▸ **Instructions to follow**:
Using the listing beneath this task, count the lines with the word "xlabel" and write only the result.

▸ **Source records**:
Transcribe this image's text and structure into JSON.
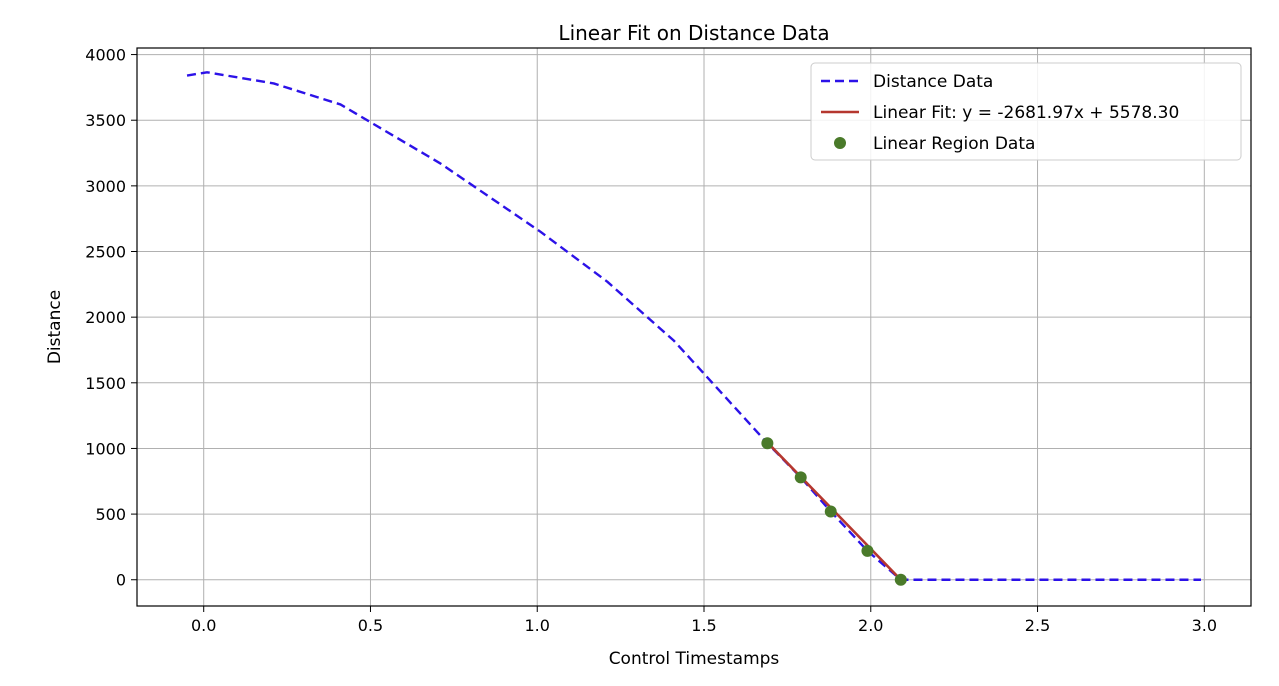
{
  "chart_data": {
    "type": "line",
    "title": "Linear Fit on Distance Data",
    "xlabel": "Control Timestamps",
    "ylabel": "Distance",
    "xlim": [
      -0.2,
      3.14
    ],
    "ylim": [
      -200,
      4050
    ],
    "grid": true,
    "legend_placement": "top-right",
    "x_ticks": [
      0.0,
      0.5,
      1.0,
      1.5,
      2.0,
      2.5,
      3.0
    ],
    "x_tick_labels": [
      "0.0",
      "0.5",
      "1.0",
      "1.5",
      "2.0",
      "2.5",
      "3.0"
    ],
    "y_ticks": [
      0,
      500,
      1000,
      1500,
      2000,
      2500,
      3000,
      3500,
      4000
    ],
    "y_tick_labels": [
      "0",
      "500",
      "1000",
      "1500",
      "2000",
      "2500",
      "3000",
      "3500",
      "4000"
    ],
    "series": [
      {
        "name": "Distance Data",
        "kind": "line",
        "style": "dashed",
        "color": "#2c12e8",
        "x": [
          -0.05,
          0.01,
          0.21,
          0.41,
          0.71,
          1.01,
          1.21,
          1.41,
          1.69,
          1.79,
          1.88,
          1.99,
          2.09,
          2.6,
          2.99
        ],
        "y": [
          3840,
          3865,
          3780,
          3620,
          3170,
          2650,
          2270,
          1820,
          1040,
          780,
          520,
          220,
          0,
          0,
          0
        ]
      },
      {
        "name": "Linear Fit: y = -2681.97x + 5578.30",
        "kind": "line",
        "style": "solid",
        "color": "#b5372f",
        "x": [
          1.69,
          2.09
        ],
        "y": [
          1045.8,
          0
        ]
      },
      {
        "name": "Linear Region Data",
        "kind": "scatter",
        "color": "#4a7a2a",
        "x": [
          1.69,
          1.79,
          1.88,
          1.99,
          2.09
        ],
        "y": [
          1040,
          780,
          520,
          220,
          0
        ]
      }
    ]
  }
}
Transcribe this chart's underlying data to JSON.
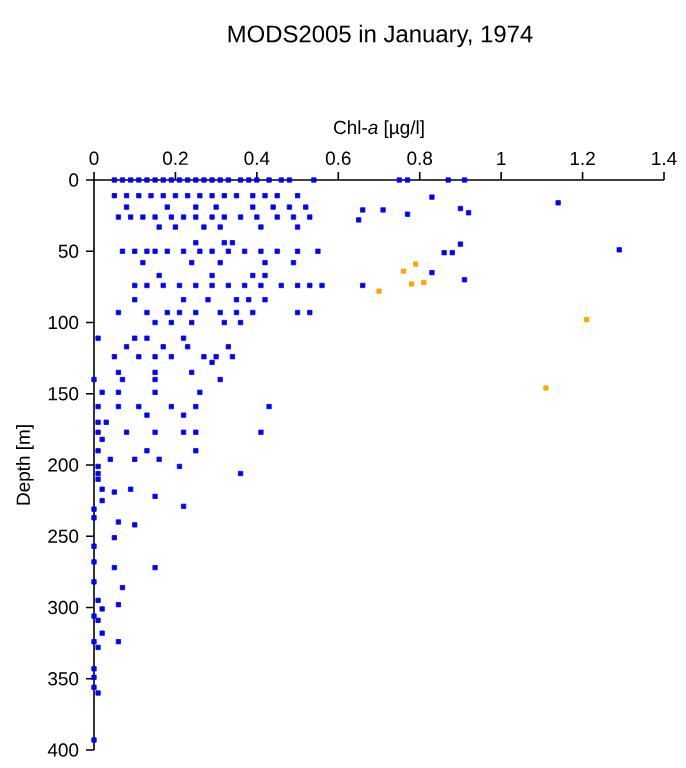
{
  "chart_data": {
    "type": "scatter",
    "title": "MODS2005 in January, 1974",
    "xlabel": "Chl-*a* [µg/l]",
    "ylabel": "Depth [m]",
    "xlim": [
      0,
      1.4
    ],
    "xticks": [
      0,
      0.2,
      0.4,
      0.6,
      0.8,
      1,
      1.2,
      1.4
    ],
    "ylim": [
      400,
      0
    ],
    "yticks": [
      0,
      50,
      100,
      150,
      200,
      250,
      300,
      350,
      400
    ],
    "marker": "square",
    "series": [
      {
        "color": "#0000ff",
        "x": [
          0.05,
          0.07,
          0.09,
          0.11,
          0.13,
          0.15,
          0.17,
          0.19,
          0.21,
          0.23,
          0.25,
          0.27,
          0.29,
          0.31,
          0.33,
          0.36,
          0.38,
          0.4,
          0.43,
          0.46,
          0.48,
          0.54,
          0.75,
          0.77,
          0.87,
          0.91,
          0.05,
          0.08,
          0.11,
          0.14,
          0.17,
          0.2,
          0.23,
          0.26,
          0.29,
          0.32,
          0.35,
          0.39,
          0.42,
          0.45,
          0.5,
          0.83,
          0.08,
          0.18,
          0.25,
          0.3,
          0.39,
          0.44,
          0.48,
          0.52,
          0.9,
          0.71,
          1.14,
          0.92,
          0.66,
          0.77,
          0.65,
          0.06,
          0.09,
          0.12,
          0.15,
          0.19,
          0.22,
          0.25,
          0.29,
          0.32,
          0.36,
          0.4,
          0.45,
          0.49,
          0.53,
          0.16,
          0.2,
          0.27,
          0.31,
          0.41,
          0.5,
          0.25,
          0.32,
          0.34,
          0.9,
          0.07,
          0.1,
          0.13,
          0.15,
          0.18,
          0.22,
          0.26,
          0.29,
          0.33,
          0.37,
          0.41,
          0.45,
          0.5,
          0.55,
          0.86,
          0.88,
          1.29,
          0.12,
          0.24,
          0.31,
          0.42,
          0.49,
          0.16,
          0.29,
          0.39,
          0.42,
          0.83,
          0.91,
          0.1,
          0.13,
          0.17,
          0.21,
          0.25,
          0.29,
          0.33,
          0.37,
          0.41,
          0.46,
          0.5,
          0.53,
          0.56,
          0.66,
          0.1,
          0.22,
          0.28,
          0.35,
          0.38,
          0.42,
          0.06,
          0.13,
          0.18,
          0.21,
          0.25,
          0.31,
          0.35,
          0.39,
          0.5,
          0.53,
          0.15,
          0.19,
          0.24,
          0.32,
          0.36,
          0.01,
          0.1,
          0.13,
          0.22,
          0.08,
          0.17,
          0.23,
          0.33,
          0.05,
          0.11,
          0.15,
          0.19,
          0.27,
          0.3,
          0.34,
          0.29,
          0.06,
          0.15,
          0.24,
          0,
          0.07,
          0.15,
          0.31,
          0.02,
          0.06,
          0.15,
          0.26,
          0.01,
          0.06,
          0.11,
          0.19,
          0.25,
          0.43,
          0.13,
          0.22,
          0.01,
          0.03,
          0.01,
          0.08,
          0.15,
          0.22,
          0.25,
          0.41,
          0.02,
          0.01,
          0.13,
          0.25,
          0.04,
          0.1,
          0.16,
          0.01,
          0.21,
          0.01,
          0.36,
          0.01,
          0.02,
          0.09,
          0.05,
          0.15,
          0.02,
          0.22,
          0,
          0,
          0.06,
          0.1,
          0.05,
          0,
          0,
          0.05,
          0.15,
          0,
          0.07,
          0.01,
          0.06,
          0.02,
          0,
          0.01,
          0.02,
          0.06,
          0,
          0.01,
          0,
          0,
          0,
          0.01,
          0
        ],
        "values": [
          0,
          0,
          0,
          0,
          0,
          0,
          0,
          0,
          0,
          0,
          0,
          0,
          0,
          0,
          0,
          0,
          0,
          0,
          0,
          0,
          0,
          0,
          0,
          0,
          0,
          0,
          11,
          11,
          11,
          11,
          11,
          11,
          11,
          11,
          11,
          11,
          11,
          11,
          11,
          11,
          11,
          12,
          19,
          19,
          19,
          19,
          19,
          19,
          19,
          19,
          20,
          21,
          16,
          23,
          21,
          24,
          28,
          26,
          26,
          26,
          26,
          26,
          26,
          26,
          26,
          26,
          26,
          26,
          26,
          26,
          26,
          33,
          33,
          33,
          33,
          33,
          33,
          44,
          44,
          44,
          45,
          50,
          50,
          50,
          50,
          50,
          50,
          50,
          50,
          50,
          50,
          50,
          50,
          50,
          50,
          51,
          51,
          49,
          58,
          58,
          58,
          58,
          58,
          67,
          67,
          67,
          67,
          65,
          70,
          74,
          74,
          74,
          74,
          74,
          74,
          74,
          74,
          74,
          74,
          74,
          74,
          74,
          74,
          84,
          84,
          84,
          84,
          84,
          84,
          93,
          93,
          93,
          93,
          93,
          93,
          93,
          93,
          93,
          93,
          100,
          100,
          100,
          100,
          100,
          111,
          111,
          111,
          111,
          117,
          117,
          117,
          117,
          124,
          124,
          124,
          124,
          124,
          124,
          124,
          128,
          135,
          135,
          135,
          140,
          140,
          140,
          140,
          149,
          149,
          149,
          149,
          159,
          159,
          159,
          159,
          159,
          159,
          165,
          165,
          170,
          170,
          177,
          177,
          177,
          177,
          177,
          177,
          182,
          190,
          190,
          190,
          196,
          196,
          196,
          201,
          201,
          206,
          206,
          210,
          217,
          217,
          219,
          222,
          225,
          229,
          231,
          237,
          240,
          242,
          251,
          257,
          268,
          272,
          272,
          282,
          286,
          295,
          298,
          301,
          306,
          309,
          318,
          324,
          324,
          328,
          343,
          349,
          356,
          360,
          393
        ]
      },
      {
        "color": "#ffa500",
        "x": [
          0.76,
          0.79,
          0.7,
          0.78,
          0.81,
          1.21,
          1.11
        ],
        "values": [
          64,
          59,
          78,
          73,
          72,
          98,
          146
        ]
      }
    ]
  }
}
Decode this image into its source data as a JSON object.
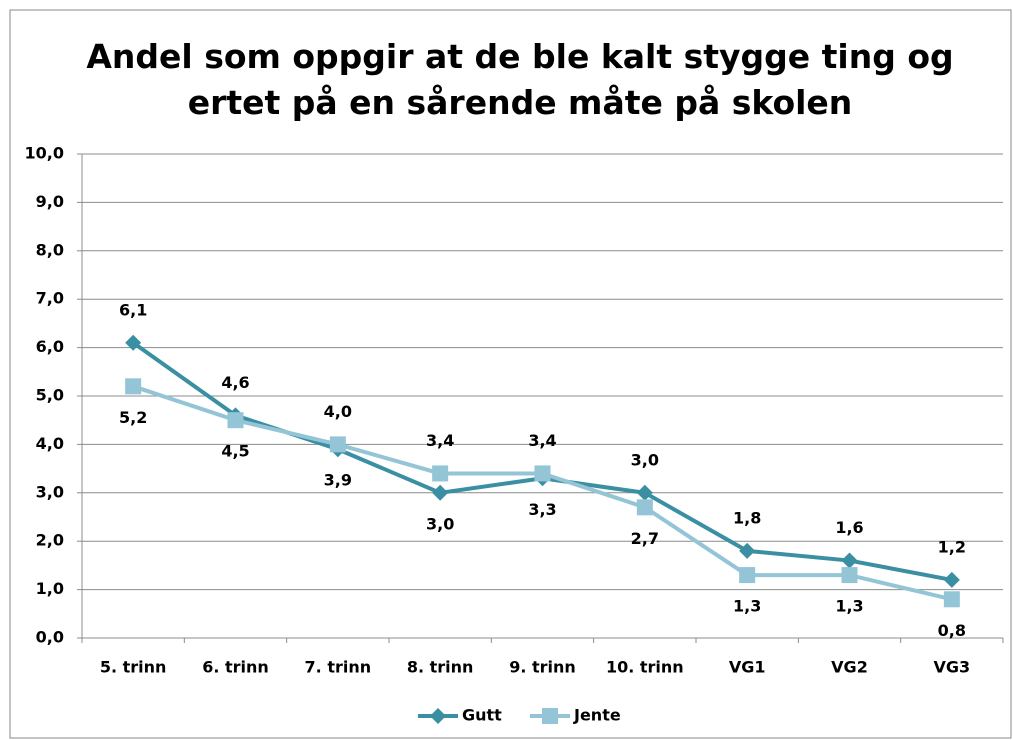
{
  "chart_data": {
    "type": "line",
    "title": "Andel som oppgir at de ble kalt stygge ting og ertet på en sårende måte på skolen",
    "categories": [
      "5. trinn",
      "6. trinn",
      "7. trinn",
      "8. trinn",
      "9. trinn",
      "10. trinn",
      "VG1",
      "VG2",
      "VG3"
    ],
    "series": [
      {
        "name": "Gutt",
        "color": "#3a8fa3",
        "marker": "diamond",
        "values": [
          6.1,
          4.6,
          3.9,
          3.0,
          3.3,
          3.0,
          1.8,
          1.6,
          1.2
        ],
        "value_labels": [
          "6,1",
          "4,6",
          "3,9",
          "3,0",
          "3,3",
          "3,0",
          "1,8",
          "1,6",
          "1,2"
        ]
      },
      {
        "name": "Jente",
        "color": "#93c5d6",
        "marker": "square",
        "values": [
          5.2,
          4.5,
          4.0,
          3.4,
          3.4,
          2.7,
          1.3,
          1.3,
          0.8
        ],
        "value_labels": [
          "5,2",
          "4,5",
          "4,0",
          "3,4",
          "3,4",
          "2,7",
          "1,3",
          "1,3",
          "0,8"
        ]
      }
    ],
    "ylim": [
      0,
      10
    ],
    "yticks": [
      {
        "value": 0,
        "label": "0,0"
      },
      {
        "value": 1,
        "label": "1,0"
      },
      {
        "value": 2,
        "label": "2,0"
      },
      {
        "value": 3,
        "label": "3,0"
      },
      {
        "value": 4,
        "label": "4,0"
      },
      {
        "value": 5,
        "label": "5,0"
      },
      {
        "value": 6,
        "label": "6,0"
      },
      {
        "value": 7,
        "label": "7,0"
      },
      {
        "value": 8,
        "label": "8,0"
      },
      {
        "value": 9,
        "label": "9,0"
      },
      {
        "value": 10,
        "label": "10,0"
      }
    ],
    "grid": true,
    "legend": "bottom"
  }
}
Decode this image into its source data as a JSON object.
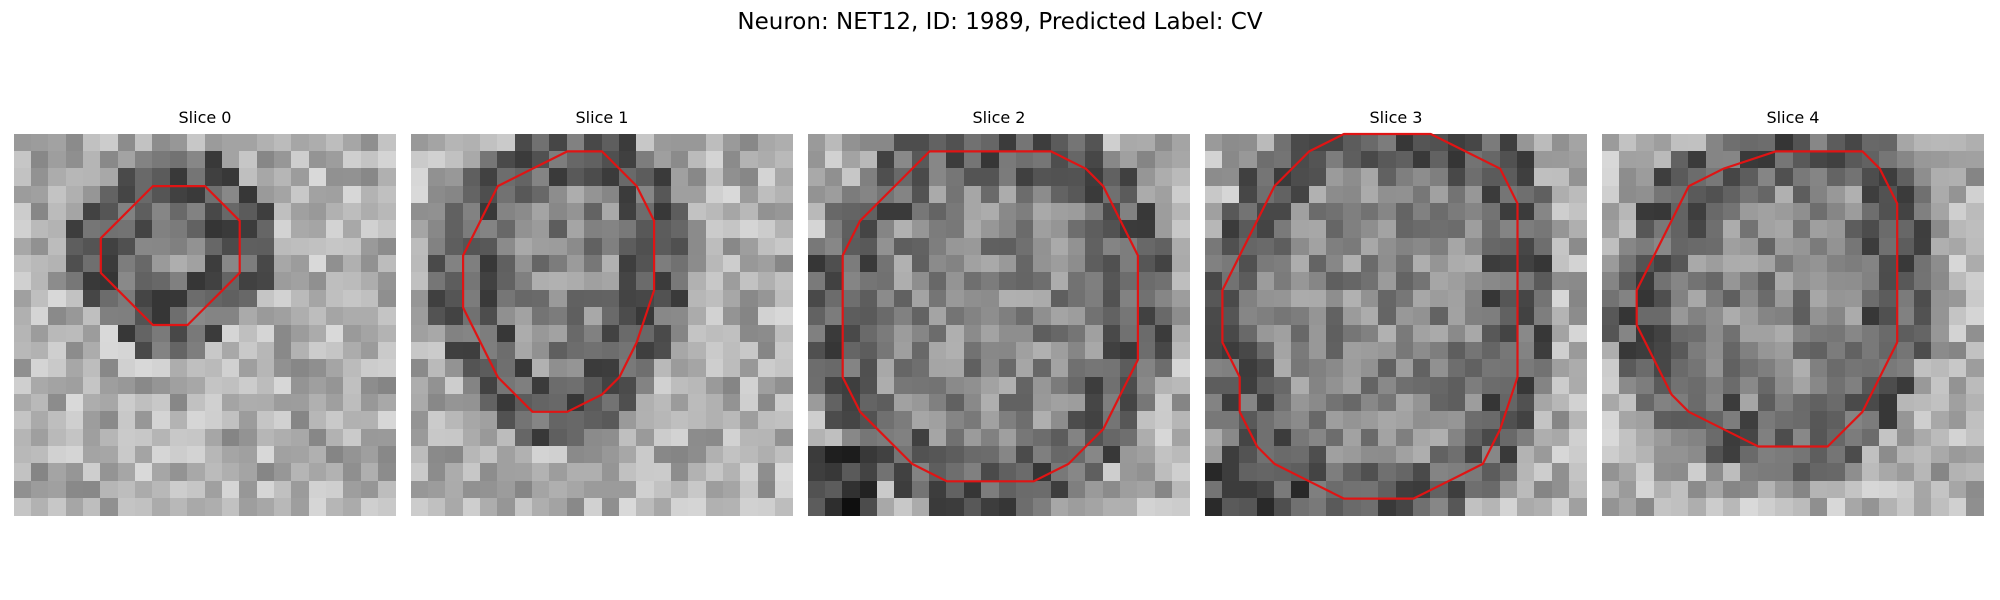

▸ **Correct response**:
2